Work instructions:
Produce the listing below again, exactly as shown.

Available records:
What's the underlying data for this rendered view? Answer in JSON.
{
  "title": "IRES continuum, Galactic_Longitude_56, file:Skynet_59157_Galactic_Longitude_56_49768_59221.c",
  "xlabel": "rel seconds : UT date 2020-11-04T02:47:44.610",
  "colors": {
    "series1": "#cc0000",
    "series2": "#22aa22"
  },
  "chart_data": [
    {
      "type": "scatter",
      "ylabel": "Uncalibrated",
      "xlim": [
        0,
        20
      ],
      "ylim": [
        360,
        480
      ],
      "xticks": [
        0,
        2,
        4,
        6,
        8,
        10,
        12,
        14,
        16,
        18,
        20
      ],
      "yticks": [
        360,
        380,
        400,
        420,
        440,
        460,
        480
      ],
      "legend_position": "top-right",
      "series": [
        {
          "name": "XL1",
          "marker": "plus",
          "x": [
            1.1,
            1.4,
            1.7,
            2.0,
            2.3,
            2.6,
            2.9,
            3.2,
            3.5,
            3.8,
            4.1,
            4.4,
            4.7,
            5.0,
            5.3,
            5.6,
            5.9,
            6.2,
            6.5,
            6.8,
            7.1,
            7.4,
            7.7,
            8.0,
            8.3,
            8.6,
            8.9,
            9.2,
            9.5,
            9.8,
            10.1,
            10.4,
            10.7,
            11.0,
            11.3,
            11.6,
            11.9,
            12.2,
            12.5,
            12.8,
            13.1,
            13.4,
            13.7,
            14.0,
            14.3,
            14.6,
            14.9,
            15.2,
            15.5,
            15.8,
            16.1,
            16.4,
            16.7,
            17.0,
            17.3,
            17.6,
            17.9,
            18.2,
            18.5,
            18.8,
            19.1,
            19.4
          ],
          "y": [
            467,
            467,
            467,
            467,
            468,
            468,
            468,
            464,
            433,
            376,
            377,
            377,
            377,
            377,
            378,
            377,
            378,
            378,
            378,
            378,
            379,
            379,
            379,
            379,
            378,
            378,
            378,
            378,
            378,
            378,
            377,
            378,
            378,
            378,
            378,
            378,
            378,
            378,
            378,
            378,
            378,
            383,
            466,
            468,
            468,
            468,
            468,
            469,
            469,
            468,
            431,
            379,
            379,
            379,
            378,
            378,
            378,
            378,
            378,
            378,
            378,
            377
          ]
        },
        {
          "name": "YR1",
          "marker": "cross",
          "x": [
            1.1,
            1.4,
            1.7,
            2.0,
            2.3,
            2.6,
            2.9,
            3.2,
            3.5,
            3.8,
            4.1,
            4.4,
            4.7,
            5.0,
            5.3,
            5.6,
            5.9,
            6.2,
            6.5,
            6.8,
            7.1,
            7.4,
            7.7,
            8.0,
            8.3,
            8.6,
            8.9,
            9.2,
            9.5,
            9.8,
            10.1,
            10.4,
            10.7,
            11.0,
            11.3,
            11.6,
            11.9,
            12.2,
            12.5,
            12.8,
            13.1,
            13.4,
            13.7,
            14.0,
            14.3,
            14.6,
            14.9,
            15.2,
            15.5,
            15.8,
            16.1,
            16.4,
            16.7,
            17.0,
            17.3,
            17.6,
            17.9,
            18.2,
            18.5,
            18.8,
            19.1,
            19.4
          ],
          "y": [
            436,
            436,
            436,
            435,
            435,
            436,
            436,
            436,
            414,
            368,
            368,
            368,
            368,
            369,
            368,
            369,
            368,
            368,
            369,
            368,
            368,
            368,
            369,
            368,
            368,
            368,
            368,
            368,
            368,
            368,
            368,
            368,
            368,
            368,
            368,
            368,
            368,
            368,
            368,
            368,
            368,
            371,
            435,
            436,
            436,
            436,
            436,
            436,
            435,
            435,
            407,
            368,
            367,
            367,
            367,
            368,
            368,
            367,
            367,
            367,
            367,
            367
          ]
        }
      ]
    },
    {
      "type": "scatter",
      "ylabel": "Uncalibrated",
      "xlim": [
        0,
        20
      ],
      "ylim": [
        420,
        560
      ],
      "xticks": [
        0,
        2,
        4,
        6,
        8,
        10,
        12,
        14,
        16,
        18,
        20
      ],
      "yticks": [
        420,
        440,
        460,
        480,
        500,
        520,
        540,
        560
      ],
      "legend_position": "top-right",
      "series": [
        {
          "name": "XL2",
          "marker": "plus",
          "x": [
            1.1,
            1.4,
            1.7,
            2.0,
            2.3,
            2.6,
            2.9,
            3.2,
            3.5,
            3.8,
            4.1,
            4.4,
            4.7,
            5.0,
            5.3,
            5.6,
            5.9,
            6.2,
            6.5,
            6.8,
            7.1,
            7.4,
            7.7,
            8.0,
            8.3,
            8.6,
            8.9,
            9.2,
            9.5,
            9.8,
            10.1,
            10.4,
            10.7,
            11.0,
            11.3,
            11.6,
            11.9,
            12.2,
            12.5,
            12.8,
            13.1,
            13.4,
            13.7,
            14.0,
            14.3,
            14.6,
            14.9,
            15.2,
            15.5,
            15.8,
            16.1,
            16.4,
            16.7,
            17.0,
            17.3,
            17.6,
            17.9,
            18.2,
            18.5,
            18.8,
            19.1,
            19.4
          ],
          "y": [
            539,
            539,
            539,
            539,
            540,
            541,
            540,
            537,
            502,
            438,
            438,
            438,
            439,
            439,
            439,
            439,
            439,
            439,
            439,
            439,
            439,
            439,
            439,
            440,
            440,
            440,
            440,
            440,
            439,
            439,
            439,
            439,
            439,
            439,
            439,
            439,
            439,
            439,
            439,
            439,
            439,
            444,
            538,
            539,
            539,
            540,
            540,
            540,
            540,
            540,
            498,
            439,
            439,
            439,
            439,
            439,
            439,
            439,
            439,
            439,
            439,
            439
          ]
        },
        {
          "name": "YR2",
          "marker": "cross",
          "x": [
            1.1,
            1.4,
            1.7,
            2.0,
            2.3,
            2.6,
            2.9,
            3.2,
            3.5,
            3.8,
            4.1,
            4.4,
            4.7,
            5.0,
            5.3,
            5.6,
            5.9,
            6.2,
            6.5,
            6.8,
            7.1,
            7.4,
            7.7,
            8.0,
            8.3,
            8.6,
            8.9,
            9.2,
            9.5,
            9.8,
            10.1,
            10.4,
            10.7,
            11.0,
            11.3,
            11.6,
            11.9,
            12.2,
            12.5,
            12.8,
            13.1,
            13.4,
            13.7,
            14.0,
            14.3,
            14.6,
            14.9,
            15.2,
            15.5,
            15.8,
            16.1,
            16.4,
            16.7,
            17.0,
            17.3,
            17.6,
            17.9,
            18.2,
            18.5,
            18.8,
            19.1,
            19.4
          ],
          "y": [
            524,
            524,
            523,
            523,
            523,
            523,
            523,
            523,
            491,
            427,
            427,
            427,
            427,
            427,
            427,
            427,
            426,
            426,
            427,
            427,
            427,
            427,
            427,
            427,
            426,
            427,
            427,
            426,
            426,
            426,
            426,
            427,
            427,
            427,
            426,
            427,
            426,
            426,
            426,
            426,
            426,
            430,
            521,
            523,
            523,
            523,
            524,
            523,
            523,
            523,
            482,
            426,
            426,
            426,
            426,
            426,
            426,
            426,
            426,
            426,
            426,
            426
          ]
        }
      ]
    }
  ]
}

Exercise answer:
What's the underlying data for this rendered view? Answer in JSON.
{
  "title": "IRES continuum, Galactic_Longitude_56, file:Skynet_59157_Galactic_Longitude_56_49768_59221.c",
  "xlabel": "rel seconds : UT date 2020-11-04T02:47:44.610",
  "colors": {
    "series1": "#cc0000",
    "series2": "#22aa22"
  },
  "chart_data": [
    {
      "type": "scatter",
      "ylabel": "Uncalibrated",
      "xlim": [
        0,
        20
      ],
      "ylim": [
        360,
        480
      ],
      "xticks": [
        0,
        2,
        4,
        6,
        8,
        10,
        12,
        14,
        16,
        18,
        20
      ],
      "yticks": [
        360,
        380,
        400,
        420,
        440,
        460,
        480
      ],
      "legend_position": "top-right",
      "series": [
        {
          "name": "XL1",
          "marker": "plus",
          "x": [
            1.1,
            1.4,
            1.7,
            2.0,
            2.3,
            2.6,
            2.9,
            3.2,
            3.5,
            3.8,
            4.1,
            4.4,
            4.7,
            5.0,
            5.3,
            5.6,
            5.9,
            6.2,
            6.5,
            6.8,
            7.1,
            7.4,
            7.7,
            8.0,
            8.3,
            8.6,
            8.9,
            9.2,
            9.5,
            9.8,
            10.1,
            10.4,
            10.7,
            11.0,
            11.3,
            11.6,
            11.9,
            12.2,
            12.5,
            12.8,
            13.1,
            13.4,
            13.7,
            14.0,
            14.3,
            14.6,
            14.9,
            15.2,
            15.5,
            15.8,
            16.1,
            16.4,
            16.7,
            17.0,
            17.3,
            17.6,
            17.9,
            18.2,
            18.5,
            18.8,
            19.1,
            19.4
          ],
          "y": [
            467,
            467,
            467,
            467,
            468,
            468,
            468,
            464,
            433,
            376,
            377,
            377,
            377,
            377,
            378,
            377,
            378,
            378,
            378,
            378,
            379,
            379,
            379,
            379,
            378,
            378,
            378,
            378,
            378,
            378,
            377,
            378,
            378,
            378,
            378,
            378,
            378,
            378,
            378,
            378,
            378,
            383,
            466,
            468,
            468,
            468,
            468,
            469,
            469,
            468,
            431,
            379,
            379,
            379,
            378,
            378,
            378,
            378,
            378,
            378,
            378,
            377
          ]
        },
        {
          "name": "YR1",
          "marker": "cross",
          "x": [
            1.1,
            1.4,
            1.7,
            2.0,
            2.3,
            2.6,
            2.9,
            3.2,
            3.5,
            3.8,
            4.1,
            4.4,
            4.7,
            5.0,
            5.3,
            5.6,
            5.9,
            6.2,
            6.5,
            6.8,
            7.1,
            7.4,
            7.7,
            8.0,
            8.3,
            8.6,
            8.9,
            9.2,
            9.5,
            9.8,
            10.1,
            10.4,
            10.7,
            11.0,
            11.3,
            11.6,
            11.9,
            12.2,
            12.5,
            12.8,
            13.1,
            13.4,
            13.7,
            14.0,
            14.3,
            14.6,
            14.9,
            15.2,
            15.5,
            15.8,
            16.1,
            16.4,
            16.7,
            17.0,
            17.3,
            17.6,
            17.9,
            18.2,
            18.5,
            18.8,
            19.1,
            19.4
          ],
          "y": [
            436,
            436,
            436,
            435,
            435,
            436,
            436,
            436,
            414,
            368,
            368,
            368,
            368,
            369,
            368,
            369,
            368,
            368,
            369,
            368,
            368,
            368,
            369,
            368,
            368,
            368,
            368,
            368,
            368,
            368,
            368,
            368,
            368,
            368,
            368,
            368,
            368,
            368,
            368,
            368,
            368,
            371,
            435,
            436,
            436,
            436,
            436,
            436,
            435,
            435,
            407,
            368,
            367,
            367,
            367,
            368,
            368,
            367,
            367,
            367,
            367,
            367
          ]
        }
      ]
    },
    {
      "type": "scatter",
      "ylabel": "Uncalibrated",
      "xlim": [
        0,
        20
      ],
      "ylim": [
        420,
        560
      ],
      "xticks": [
        0,
        2,
        4,
        6,
        8,
        10,
        12,
        14,
        16,
        18,
        20
      ],
      "yticks": [
        420,
        440,
        460,
        480,
        500,
        520,
        540,
        560
      ],
      "legend_position": "top-right",
      "series": [
        {
          "name": "XL2",
          "marker": "plus",
          "x": [
            1.1,
            1.4,
            1.7,
            2.0,
            2.3,
            2.6,
            2.9,
            3.2,
            3.5,
            3.8,
            4.1,
            4.4,
            4.7,
            5.0,
            5.3,
            5.6,
            5.9,
            6.2,
            6.5,
            6.8,
            7.1,
            7.4,
            7.7,
            8.0,
            8.3,
            8.6,
            8.9,
            9.2,
            9.5,
            9.8,
            10.1,
            10.4,
            10.7,
            11.0,
            11.3,
            11.6,
            11.9,
            12.2,
            12.5,
            12.8,
            13.1,
            13.4,
            13.7,
            14.0,
            14.3,
            14.6,
            14.9,
            15.2,
            15.5,
            15.8,
            16.1,
            16.4,
            16.7,
            17.0,
            17.3,
            17.6,
            17.9,
            18.2,
            18.5,
            18.8,
            19.1,
            19.4
          ],
          "y": [
            539,
            539,
            539,
            539,
            540,
            541,
            540,
            537,
            502,
            438,
            438,
            438,
            439,
            439,
            439,
            439,
            439,
            439,
            439,
            439,
            439,
            439,
            439,
            440,
            440,
            440,
            440,
            440,
            439,
            439,
            439,
            439,
            439,
            439,
            439,
            439,
            439,
            439,
            439,
            439,
            439,
            444,
            538,
            539,
            539,
            540,
            540,
            540,
            540,
            540,
            498,
            439,
            439,
            439,
            439,
            439,
            439,
            439,
            439,
            439,
            439,
            439
          ]
        },
        {
          "name": "YR2",
          "marker": "cross",
          "x": [
            1.1,
            1.4,
            1.7,
            2.0,
            2.3,
            2.6,
            2.9,
            3.2,
            3.5,
            3.8,
            4.1,
            4.4,
            4.7,
            5.0,
            5.3,
            5.6,
            5.9,
            6.2,
            6.5,
            6.8,
            7.1,
            7.4,
            7.7,
            8.0,
            8.3,
            8.6,
            8.9,
            9.2,
            9.5,
            9.8,
            10.1,
            10.4,
            10.7,
            11.0,
            11.3,
            11.6,
            11.9,
            12.2,
            12.5,
            12.8,
            13.1,
            13.4,
            13.7,
            14.0,
            14.3,
            14.6,
            14.9,
            15.2,
            15.5,
            15.8,
            16.1,
            16.4,
            16.7,
            17.0,
            17.3,
            17.6,
            17.9,
            18.2,
            18.5,
            18.8,
            19.1,
            19.4
          ],
          "y": [
            524,
            524,
            523,
            523,
            523,
            523,
            523,
            523,
            491,
            427,
            427,
            427,
            427,
            427,
            427,
            427,
            426,
            426,
            427,
            427,
            427,
            427,
            427,
            427,
            426,
            427,
            427,
            426,
            426,
            426,
            426,
            427,
            427,
            427,
            426,
            427,
            426,
            426,
            426,
            426,
            426,
            430,
            521,
            523,
            523,
            523,
            524,
            523,
            523,
            523,
            482,
            426,
            426,
            426,
            426,
            426,
            426,
            426,
            426,
            426,
            426,
            426
          ]
        }
      ]
    }
  ]
}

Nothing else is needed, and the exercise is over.